> _INSTRUCTION_
All the entries need to be quoted exactly, apart from the pictures, which you should drop.

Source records
● ● ● ● ●
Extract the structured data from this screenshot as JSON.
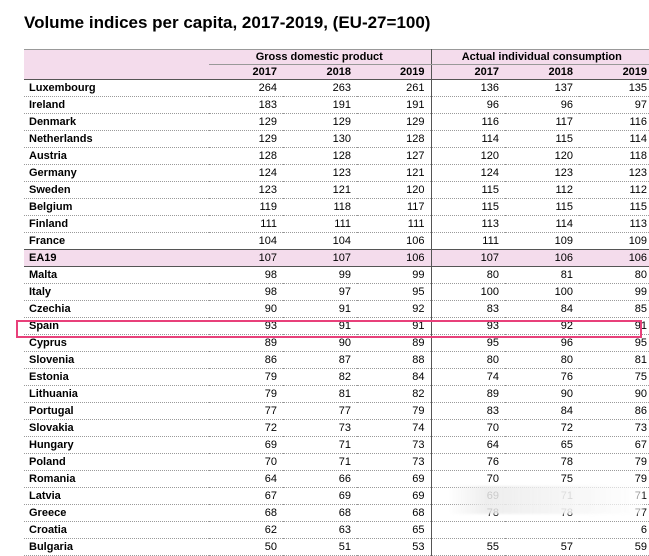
{
  "title": "Volume indices per capita, 2017-2019, (EU-27=100)",
  "groups": [
    "Gross domestic product",
    "Actual individual consumption"
  ],
  "years": [
    "2017",
    "2018",
    "2019",
    "2017",
    "2018",
    "2019"
  ],
  "rows": [
    {
      "country": "Luxembourg",
      "values": [
        "264",
        "263",
        "261",
        "136",
        "137",
        "135"
      ]
    },
    {
      "country": "Ireland",
      "values": [
        "183",
        "191",
        "191",
        "96",
        "96",
        "97"
      ]
    },
    {
      "country": "Denmark",
      "values": [
        "129",
        "129",
        "129",
        "116",
        "117",
        "116"
      ]
    },
    {
      "country": "Netherlands",
      "values": [
        "129",
        "130",
        "128",
        "114",
        "115",
        "114"
      ]
    },
    {
      "country": "Austria",
      "values": [
        "128",
        "128",
        "127",
        "120",
        "120",
        "118"
      ]
    },
    {
      "country": "Germany",
      "values": [
        "124",
        "123",
        "121",
        "124",
        "123",
        "123"
      ]
    },
    {
      "country": "Sweden",
      "values": [
        "123",
        "121",
        "120",
        "115",
        "112",
        "112"
      ]
    },
    {
      "country": "Belgium",
      "values": [
        "119",
        "118",
        "117",
        "115",
        "115",
        "115"
      ]
    },
    {
      "country": "Finland",
      "values": [
        "111",
        "111",
        "111",
        "113",
        "114",
        "113"
      ]
    },
    {
      "country": "France",
      "values": [
        "104",
        "104",
        "106",
        "111",
        "109",
        "109"
      ]
    },
    {
      "country": "EA19",
      "values": [
        "107",
        "107",
        "106",
        "107",
        "106",
        "106"
      ]
    },
    {
      "country": "Malta",
      "values": [
        "98",
        "99",
        "99",
        "80",
        "81",
        "80"
      ]
    },
    {
      "country": "Italy",
      "values": [
        "98",
        "97",
        "95",
        "100",
        "100",
        "99"
      ]
    },
    {
      "country": "Czechia",
      "values": [
        "90",
        "91",
        "92",
        "83",
        "84",
        "85"
      ]
    },
    {
      "country": "Spain",
      "values": [
        "93",
        "91",
        "91",
        "93",
        "92",
        "91"
      ]
    },
    {
      "country": "Cyprus",
      "values": [
        "89",
        "90",
        "89",
        "95",
        "96",
        "95"
      ]
    },
    {
      "country": "Slovenia",
      "values": [
        "86",
        "87",
        "88",
        "80",
        "80",
        "81"
      ]
    },
    {
      "country": "Estonia",
      "values": [
        "79",
        "82",
        "84",
        "74",
        "76",
        "75"
      ]
    },
    {
      "country": "Lithuania",
      "values": [
        "79",
        "81",
        "82",
        "89",
        "90",
        "90"
      ]
    },
    {
      "country": "Portugal",
      "values": [
        "77",
        "77",
        "79",
        "83",
        "84",
        "86"
      ]
    },
    {
      "country": "Slovakia",
      "values": [
        "72",
        "73",
        "74",
        "70",
        "72",
        "73"
      ]
    },
    {
      "country": "Hungary",
      "values": [
        "69",
        "71",
        "73",
        "64",
        "65",
        "67"
      ]
    },
    {
      "country": "Poland",
      "values": [
        "70",
        "71",
        "73",
        "76",
        "78",
        "79"
      ]
    },
    {
      "country": "Romania",
      "values": [
        "64",
        "66",
        "69",
        "70",
        "75",
        "79"
      ]
    },
    {
      "country": "Latvia",
      "values": [
        "67",
        "69",
        "69",
        "69",
        "71",
        "71"
      ]
    },
    {
      "country": "Greece",
      "values": [
        "68",
        "68",
        "68",
        "78",
        "78",
        "77"
      ]
    },
    {
      "country": "Croatia",
      "values": [
        "62",
        "63",
        "65",
        "",
        "",
        "6"
      ]
    },
    {
      "country": "Bulgaria",
      "values": [
        "50",
        "51",
        "53",
        "55",
        "57",
        "59"
      ]
    }
  ],
  "colors": {
    "header_bg": "#f4dcec",
    "highlight_border": "#e8407a"
  }
}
● ● ● ● ●
> _TASK ANSWER_
Extract the structured data from this screenshot as JSON.
{
  "title": "Volume indices per capita, 2017-2019, (EU-27=100)",
  "groups": [
    "Gross domestic product",
    "Actual individual consumption"
  ],
  "years": [
    "2017",
    "2018",
    "2019",
    "2017",
    "2018",
    "2019"
  ],
  "rows": [
    {
      "country": "Luxembourg",
      "values": [
        "264",
        "263",
        "261",
        "136",
        "137",
        "135"
      ]
    },
    {
      "country": "Ireland",
      "values": [
        "183",
        "191",
        "191",
        "96",
        "96",
        "97"
      ]
    },
    {
      "country": "Denmark",
      "values": [
        "129",
        "129",
        "129",
        "116",
        "117",
        "116"
      ]
    },
    {
      "country": "Netherlands",
      "values": [
        "129",
        "130",
        "128",
        "114",
        "115",
        "114"
      ]
    },
    {
      "country": "Austria",
      "values": [
        "128",
        "128",
        "127",
        "120",
        "120",
        "118"
      ]
    },
    {
      "country": "Germany",
      "values": [
        "124",
        "123",
        "121",
        "124",
        "123",
        "123"
      ]
    },
    {
      "country": "Sweden",
      "values": [
        "123",
        "121",
        "120",
        "115",
        "112",
        "112"
      ]
    },
    {
      "country": "Belgium",
      "values": [
        "119",
        "118",
        "117",
        "115",
        "115",
        "115"
      ]
    },
    {
      "country": "Finland",
      "values": [
        "111",
        "111",
        "111",
        "113",
        "114",
        "113"
      ]
    },
    {
      "country": "France",
      "values": [
        "104",
        "104",
        "106",
        "111",
        "109",
        "109"
      ]
    },
    {
      "country": "EA19",
      "values": [
        "107",
        "107",
        "106",
        "107",
        "106",
        "106"
      ]
    },
    {
      "country": "Malta",
      "values": [
        "98",
        "99",
        "99",
        "80",
        "81",
        "80"
      ]
    },
    {
      "country": "Italy",
      "values": [
        "98",
        "97",
        "95",
        "100",
        "100",
        "99"
      ]
    },
    {
      "country": "Czechia",
      "values": [
        "90",
        "91",
        "92",
        "83",
        "84",
        "85"
      ]
    },
    {
      "country": "Spain",
      "values": [
        "93",
        "91",
        "91",
        "93",
        "92",
        "91"
      ]
    },
    {
      "country": "Cyprus",
      "values": [
        "89",
        "90",
        "89",
        "95",
        "96",
        "95"
      ]
    },
    {
      "country": "Slovenia",
      "values": [
        "86",
        "87",
        "88",
        "80",
        "80",
        "81"
      ]
    },
    {
      "country": "Estonia",
      "values": [
        "79",
        "82",
        "84",
        "74",
        "76",
        "75"
      ]
    },
    {
      "country": "Lithuania",
      "values": [
        "79",
        "81",
        "82",
        "89",
        "90",
        "90"
      ]
    },
    {
      "country": "Portugal",
      "values": [
        "77",
        "77",
        "79",
        "83",
        "84",
        "86"
      ]
    },
    {
      "country": "Slovakia",
      "values": [
        "72",
        "73",
        "74",
        "70",
        "72",
        "73"
      ]
    },
    {
      "country": "Hungary",
      "values": [
        "69",
        "71",
        "73",
        "64",
        "65",
        "67"
      ]
    },
    {
      "country": "Poland",
      "values": [
        "70",
        "71",
        "73",
        "76",
        "78",
        "79"
      ]
    },
    {
      "country": "Romania",
      "values": [
        "64",
        "66",
        "69",
        "70",
        "75",
        "79"
      ]
    },
    {
      "country": "Latvia",
      "values": [
        "67",
        "69",
        "69",
        "69",
        "71",
        "71"
      ]
    },
    {
      "country": "Greece",
      "values": [
        "68",
        "68",
        "68",
        "78",
        "78",
        "77"
      ]
    },
    {
      "country": "Croatia",
      "values": [
        "62",
        "63",
        "65",
        "",
        "",
        "6"
      ]
    },
    {
      "country": "Bulgaria",
      "values": [
        "50",
        "51",
        "53",
        "55",
        "57",
        "59"
      ]
    }
  ],
  "colors": {
    "header_bg": "#f4dcec",
    "highlight_border": "#e8407a"
  }
}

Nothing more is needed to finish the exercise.